Set exercise: Using the listing below, extract each line that has the word "sociedade" in it.

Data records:
* * * * *
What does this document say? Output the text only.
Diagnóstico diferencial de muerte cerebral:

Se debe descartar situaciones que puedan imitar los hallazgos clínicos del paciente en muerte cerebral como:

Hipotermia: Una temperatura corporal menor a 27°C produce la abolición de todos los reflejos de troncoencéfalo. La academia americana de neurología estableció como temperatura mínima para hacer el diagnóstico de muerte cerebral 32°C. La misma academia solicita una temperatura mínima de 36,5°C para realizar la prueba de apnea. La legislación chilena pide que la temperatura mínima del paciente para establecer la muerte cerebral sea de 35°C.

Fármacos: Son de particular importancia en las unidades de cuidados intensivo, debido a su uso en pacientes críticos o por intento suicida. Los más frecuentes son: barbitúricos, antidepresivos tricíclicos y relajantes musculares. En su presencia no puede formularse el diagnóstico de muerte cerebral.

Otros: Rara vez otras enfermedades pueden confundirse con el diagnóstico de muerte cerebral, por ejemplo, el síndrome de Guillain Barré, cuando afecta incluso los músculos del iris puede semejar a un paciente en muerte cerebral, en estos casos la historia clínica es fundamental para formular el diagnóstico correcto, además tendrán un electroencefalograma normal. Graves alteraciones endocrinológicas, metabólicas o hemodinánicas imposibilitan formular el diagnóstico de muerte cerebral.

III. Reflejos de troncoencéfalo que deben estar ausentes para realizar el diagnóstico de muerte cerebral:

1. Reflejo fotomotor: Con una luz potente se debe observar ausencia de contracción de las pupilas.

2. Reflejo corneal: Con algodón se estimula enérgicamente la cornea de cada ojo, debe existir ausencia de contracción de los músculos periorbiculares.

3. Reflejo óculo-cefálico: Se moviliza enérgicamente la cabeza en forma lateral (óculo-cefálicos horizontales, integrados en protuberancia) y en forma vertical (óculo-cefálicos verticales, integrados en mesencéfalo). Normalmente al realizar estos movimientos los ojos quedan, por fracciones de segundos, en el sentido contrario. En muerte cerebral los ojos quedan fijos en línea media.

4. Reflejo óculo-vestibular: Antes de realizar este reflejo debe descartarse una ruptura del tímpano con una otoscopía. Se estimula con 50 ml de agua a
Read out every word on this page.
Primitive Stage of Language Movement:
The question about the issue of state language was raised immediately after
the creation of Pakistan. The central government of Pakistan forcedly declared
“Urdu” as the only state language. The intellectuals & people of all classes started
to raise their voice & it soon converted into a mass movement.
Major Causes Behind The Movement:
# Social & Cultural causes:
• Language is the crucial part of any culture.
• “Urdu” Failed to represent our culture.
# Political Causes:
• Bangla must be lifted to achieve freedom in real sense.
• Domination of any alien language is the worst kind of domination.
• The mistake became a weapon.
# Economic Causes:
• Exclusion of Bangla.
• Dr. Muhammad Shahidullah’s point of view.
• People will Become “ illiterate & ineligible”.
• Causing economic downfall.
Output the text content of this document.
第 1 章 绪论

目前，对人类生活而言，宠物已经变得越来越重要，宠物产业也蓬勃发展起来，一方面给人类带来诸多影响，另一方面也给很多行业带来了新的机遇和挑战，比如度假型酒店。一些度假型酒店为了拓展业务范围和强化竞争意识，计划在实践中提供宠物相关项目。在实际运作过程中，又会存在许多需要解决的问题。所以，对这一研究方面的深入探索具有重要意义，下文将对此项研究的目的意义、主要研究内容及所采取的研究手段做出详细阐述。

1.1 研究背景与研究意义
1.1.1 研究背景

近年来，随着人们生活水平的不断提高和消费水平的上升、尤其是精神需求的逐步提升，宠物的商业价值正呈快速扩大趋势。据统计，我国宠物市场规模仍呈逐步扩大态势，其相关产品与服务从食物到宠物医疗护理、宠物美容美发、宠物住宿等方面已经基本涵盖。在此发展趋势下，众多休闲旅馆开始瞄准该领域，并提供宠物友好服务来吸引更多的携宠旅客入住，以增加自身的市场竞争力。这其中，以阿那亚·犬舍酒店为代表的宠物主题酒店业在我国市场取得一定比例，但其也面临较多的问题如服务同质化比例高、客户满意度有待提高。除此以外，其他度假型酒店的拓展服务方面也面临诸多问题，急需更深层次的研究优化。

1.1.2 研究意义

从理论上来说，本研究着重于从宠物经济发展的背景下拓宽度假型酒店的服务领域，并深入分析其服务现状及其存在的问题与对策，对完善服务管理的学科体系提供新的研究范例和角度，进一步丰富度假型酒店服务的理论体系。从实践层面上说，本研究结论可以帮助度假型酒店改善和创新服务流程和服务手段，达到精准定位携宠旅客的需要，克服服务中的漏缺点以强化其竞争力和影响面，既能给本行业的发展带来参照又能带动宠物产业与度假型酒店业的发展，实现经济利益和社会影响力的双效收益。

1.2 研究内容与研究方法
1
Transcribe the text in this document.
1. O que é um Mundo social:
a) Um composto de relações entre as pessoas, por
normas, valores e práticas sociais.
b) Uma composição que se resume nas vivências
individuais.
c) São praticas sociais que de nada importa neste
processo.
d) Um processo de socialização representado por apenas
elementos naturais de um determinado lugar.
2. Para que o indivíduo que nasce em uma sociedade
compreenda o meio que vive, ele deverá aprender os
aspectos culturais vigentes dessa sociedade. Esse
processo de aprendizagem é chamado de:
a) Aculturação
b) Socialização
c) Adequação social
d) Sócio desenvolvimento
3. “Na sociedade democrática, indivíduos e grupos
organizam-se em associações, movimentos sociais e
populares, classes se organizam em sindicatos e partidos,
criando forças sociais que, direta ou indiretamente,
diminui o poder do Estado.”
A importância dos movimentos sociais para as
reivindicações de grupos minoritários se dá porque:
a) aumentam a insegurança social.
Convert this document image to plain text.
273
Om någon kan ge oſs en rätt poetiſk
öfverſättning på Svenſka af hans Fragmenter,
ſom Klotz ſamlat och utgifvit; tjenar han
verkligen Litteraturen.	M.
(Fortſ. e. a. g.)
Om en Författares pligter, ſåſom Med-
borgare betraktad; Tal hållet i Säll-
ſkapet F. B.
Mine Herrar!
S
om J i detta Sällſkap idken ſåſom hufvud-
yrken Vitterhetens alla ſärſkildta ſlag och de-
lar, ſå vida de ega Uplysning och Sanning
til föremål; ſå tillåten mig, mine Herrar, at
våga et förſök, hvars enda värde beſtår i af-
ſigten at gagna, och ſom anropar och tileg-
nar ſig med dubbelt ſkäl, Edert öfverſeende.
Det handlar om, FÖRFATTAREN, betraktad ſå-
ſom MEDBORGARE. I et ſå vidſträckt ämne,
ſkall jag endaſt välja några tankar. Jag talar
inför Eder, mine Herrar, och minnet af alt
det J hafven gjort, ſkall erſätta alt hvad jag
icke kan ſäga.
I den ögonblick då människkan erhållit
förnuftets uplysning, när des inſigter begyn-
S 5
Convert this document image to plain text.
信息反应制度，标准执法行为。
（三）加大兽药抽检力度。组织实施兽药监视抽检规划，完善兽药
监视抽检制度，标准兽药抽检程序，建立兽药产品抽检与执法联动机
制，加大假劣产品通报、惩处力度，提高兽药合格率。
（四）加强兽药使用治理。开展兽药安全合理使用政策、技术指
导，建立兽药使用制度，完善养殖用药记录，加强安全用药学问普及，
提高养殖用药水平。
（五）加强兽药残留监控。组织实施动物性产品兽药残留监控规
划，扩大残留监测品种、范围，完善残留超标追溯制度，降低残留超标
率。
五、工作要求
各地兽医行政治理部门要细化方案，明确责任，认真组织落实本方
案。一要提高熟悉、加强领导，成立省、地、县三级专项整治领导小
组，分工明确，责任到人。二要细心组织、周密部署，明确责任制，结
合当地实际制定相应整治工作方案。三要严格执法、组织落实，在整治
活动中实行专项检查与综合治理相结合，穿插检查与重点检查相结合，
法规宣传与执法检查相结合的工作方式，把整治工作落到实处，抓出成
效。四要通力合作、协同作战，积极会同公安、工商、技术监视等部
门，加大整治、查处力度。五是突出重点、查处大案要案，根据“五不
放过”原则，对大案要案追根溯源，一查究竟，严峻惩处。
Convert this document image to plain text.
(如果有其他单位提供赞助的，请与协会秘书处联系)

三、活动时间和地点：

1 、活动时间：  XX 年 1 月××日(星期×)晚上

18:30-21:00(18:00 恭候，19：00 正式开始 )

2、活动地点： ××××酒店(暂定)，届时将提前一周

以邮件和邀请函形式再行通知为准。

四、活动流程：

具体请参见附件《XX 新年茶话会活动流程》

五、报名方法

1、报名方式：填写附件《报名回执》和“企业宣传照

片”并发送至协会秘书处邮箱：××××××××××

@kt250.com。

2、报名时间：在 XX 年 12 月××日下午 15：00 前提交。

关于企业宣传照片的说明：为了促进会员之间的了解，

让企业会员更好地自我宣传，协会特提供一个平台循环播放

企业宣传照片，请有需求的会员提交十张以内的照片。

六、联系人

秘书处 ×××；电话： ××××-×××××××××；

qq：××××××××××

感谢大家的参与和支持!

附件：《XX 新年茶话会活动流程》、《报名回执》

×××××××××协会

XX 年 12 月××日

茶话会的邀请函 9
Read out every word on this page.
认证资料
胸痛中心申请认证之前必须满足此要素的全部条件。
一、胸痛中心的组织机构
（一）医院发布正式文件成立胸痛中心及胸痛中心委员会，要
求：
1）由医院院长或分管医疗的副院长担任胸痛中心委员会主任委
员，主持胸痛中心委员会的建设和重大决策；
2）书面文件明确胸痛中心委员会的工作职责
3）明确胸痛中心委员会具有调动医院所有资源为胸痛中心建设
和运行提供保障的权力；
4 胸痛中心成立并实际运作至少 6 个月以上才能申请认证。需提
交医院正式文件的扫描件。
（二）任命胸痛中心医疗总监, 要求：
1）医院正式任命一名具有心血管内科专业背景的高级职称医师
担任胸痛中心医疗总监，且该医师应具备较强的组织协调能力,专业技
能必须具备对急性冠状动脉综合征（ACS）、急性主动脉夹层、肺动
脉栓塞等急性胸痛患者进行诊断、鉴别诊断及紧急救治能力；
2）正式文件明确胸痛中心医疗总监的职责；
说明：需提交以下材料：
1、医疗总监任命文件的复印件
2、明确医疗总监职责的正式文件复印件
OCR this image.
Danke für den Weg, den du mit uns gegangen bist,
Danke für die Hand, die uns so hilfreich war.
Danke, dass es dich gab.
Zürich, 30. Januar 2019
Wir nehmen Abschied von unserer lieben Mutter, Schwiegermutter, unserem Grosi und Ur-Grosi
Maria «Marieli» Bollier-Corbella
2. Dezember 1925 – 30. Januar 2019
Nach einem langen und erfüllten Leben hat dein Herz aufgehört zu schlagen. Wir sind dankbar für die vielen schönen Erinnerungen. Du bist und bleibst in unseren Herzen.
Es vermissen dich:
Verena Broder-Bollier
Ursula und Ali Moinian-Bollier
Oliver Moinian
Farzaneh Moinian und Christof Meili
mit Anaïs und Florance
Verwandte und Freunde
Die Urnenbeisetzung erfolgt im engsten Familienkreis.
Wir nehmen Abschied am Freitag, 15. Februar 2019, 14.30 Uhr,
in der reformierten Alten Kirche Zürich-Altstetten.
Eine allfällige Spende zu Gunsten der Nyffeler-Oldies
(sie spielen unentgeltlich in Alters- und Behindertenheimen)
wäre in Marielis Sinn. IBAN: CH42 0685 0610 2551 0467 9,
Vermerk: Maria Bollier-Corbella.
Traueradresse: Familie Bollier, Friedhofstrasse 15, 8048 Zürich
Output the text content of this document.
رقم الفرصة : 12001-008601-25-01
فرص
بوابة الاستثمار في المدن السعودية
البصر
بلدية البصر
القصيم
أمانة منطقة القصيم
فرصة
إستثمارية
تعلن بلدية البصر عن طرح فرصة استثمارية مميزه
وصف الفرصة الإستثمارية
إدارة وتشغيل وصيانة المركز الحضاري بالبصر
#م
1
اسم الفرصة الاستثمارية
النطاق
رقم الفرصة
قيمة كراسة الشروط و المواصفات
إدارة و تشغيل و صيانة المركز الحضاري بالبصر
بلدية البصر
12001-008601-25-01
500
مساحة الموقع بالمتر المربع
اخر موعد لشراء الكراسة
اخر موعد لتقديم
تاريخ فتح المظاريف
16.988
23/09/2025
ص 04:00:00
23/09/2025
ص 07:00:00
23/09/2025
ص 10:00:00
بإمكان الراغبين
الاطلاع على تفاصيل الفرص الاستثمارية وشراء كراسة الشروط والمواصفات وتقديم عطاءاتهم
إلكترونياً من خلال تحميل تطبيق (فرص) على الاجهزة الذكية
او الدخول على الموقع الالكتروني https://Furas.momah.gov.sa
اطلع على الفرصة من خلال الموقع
* * * * *
Exercise result:
2. Para que o indivíduo que nasce em uma sociedade
aspectos culturais vigentes dessa sociedade. Esse
3. “Na sociedade democrática, indivíduos e grupos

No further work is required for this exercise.